◆ **Problem description**
Your task is to transcribe the data in full.
══ Recorded data
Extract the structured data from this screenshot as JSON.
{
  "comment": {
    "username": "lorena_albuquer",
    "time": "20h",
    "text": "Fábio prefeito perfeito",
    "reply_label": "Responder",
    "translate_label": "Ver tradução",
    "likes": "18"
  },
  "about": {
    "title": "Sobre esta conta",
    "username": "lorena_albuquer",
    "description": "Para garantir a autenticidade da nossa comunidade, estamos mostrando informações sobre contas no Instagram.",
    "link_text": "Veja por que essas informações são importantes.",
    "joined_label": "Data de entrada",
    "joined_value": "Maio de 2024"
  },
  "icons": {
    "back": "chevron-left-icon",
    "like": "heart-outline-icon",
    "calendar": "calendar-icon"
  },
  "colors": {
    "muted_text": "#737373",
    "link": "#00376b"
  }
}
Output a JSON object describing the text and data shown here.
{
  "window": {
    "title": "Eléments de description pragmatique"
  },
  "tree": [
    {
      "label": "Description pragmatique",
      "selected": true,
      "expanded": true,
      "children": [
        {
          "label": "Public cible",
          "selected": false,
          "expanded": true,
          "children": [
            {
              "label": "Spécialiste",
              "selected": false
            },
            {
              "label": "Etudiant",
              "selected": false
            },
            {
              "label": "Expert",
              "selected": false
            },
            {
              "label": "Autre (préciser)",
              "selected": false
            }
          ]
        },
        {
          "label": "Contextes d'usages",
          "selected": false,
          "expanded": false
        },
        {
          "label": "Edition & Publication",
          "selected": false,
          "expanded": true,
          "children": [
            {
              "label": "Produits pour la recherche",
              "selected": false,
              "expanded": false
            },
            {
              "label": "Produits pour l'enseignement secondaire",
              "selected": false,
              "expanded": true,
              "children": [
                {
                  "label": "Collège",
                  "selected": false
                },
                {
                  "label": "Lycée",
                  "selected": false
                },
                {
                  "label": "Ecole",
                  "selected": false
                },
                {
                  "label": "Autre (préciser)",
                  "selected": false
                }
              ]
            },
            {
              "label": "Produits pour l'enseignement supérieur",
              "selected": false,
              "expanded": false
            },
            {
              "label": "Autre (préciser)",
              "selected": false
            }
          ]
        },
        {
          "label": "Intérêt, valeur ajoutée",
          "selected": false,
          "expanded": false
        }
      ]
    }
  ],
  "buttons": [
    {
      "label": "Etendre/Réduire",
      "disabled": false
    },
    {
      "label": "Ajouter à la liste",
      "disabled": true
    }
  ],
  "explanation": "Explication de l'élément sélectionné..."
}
════
◆ **Finished exercise**
Extract the structured data from this screenshot as JSON.
{
  "comment": {
    "username": "lorena_albuquer",
    "time": "20h",
    "text": "Fábio prefeito perfeito",
    "reply_label": "Responder",
    "translate_label": "Ver tradução",
    "likes": "18"
  },
  "about": {
    "title": "Sobre esta conta",
    "username": "lorena_albuquer",
    "description": "Para garantir a autenticidade da nossa comunidade, estamos mostrando informações sobre contas no Instagram.",
    "link_text": "Veja por que essas informações são importantes.",
    "joined_label": "Data de entrada",
    "joined_value": "Maio de 2024"
  },
  "icons": {
    "back": "chevron-left-icon",
    "like": "heart-outline-icon",
    "calendar": "calendar-icon"
  },
  "colors": {
    "muted_text": "#737373",
    "link": "#00376b"
  }
}
Output a JSON object describing the text and data shown here.
{
  "window": {
    "title": "Eléments de description pragmatique"
  },
  "tree": [
    {
      "label": "Description pragmatique",
      "selected": true,
      "expanded": true,
      "children": [
        {
          "label": "Public cible",
          "selected": false,
          "expanded": true,
          "children": [
            {
              "label": "Spécialiste",
              "selected": false
            },
            {
              "label": "Etudiant",
              "selected": false
            },
            {
              "label": "Expert",
              "selected": false
            },
            {
              "label": "Autre (préciser)",
              "selected": false
            }
          ]
        },
        {
          "label": "Contextes d'usages",
          "selected": false,
          "expanded": false
        },
        {
          "label": "Edition & Publication",
          "selected": false,
          "expanded": true,
          "children": [
            {
              "label": "Produits pour la recherche",
              "selected": false,
              "expanded": false
            },
            {
              "label": "Produits pour l'enseignement secondaire",
              "selected": false,
              "expanded": true,
              "children": [
                {
                  "label": "Collège",
                  "selected": false
                },
                {
                  "label": "Lycée",
                  "selected": false
                },
                {
                  "label": "Ecole",
                  "selected": false
                },
                {
                  "label": "Autre (préciser)",
                  "selected": false
                }
              ]
            },
            {
              "label": "Produits pour l'enseignement supérieur",
              "selected": false,
              "expanded": false
            },
            {
              "label": "Autre (préciser)",
              "selected": false
            }
          ]
        },
        {
          "label": "Intérêt, valeur ajoutée",
          "selected": false,
          "expanded": false
        }
      ]
    }
  ],
  "buttons": [
    {
      "label": "Etendre/Réduire",
      "disabled": false
    },
    {
      "label": "Ajouter à la liste",
      "disabled": true
    }
  ],
  "explanation": "Explication de l'élément sélectionné..."
}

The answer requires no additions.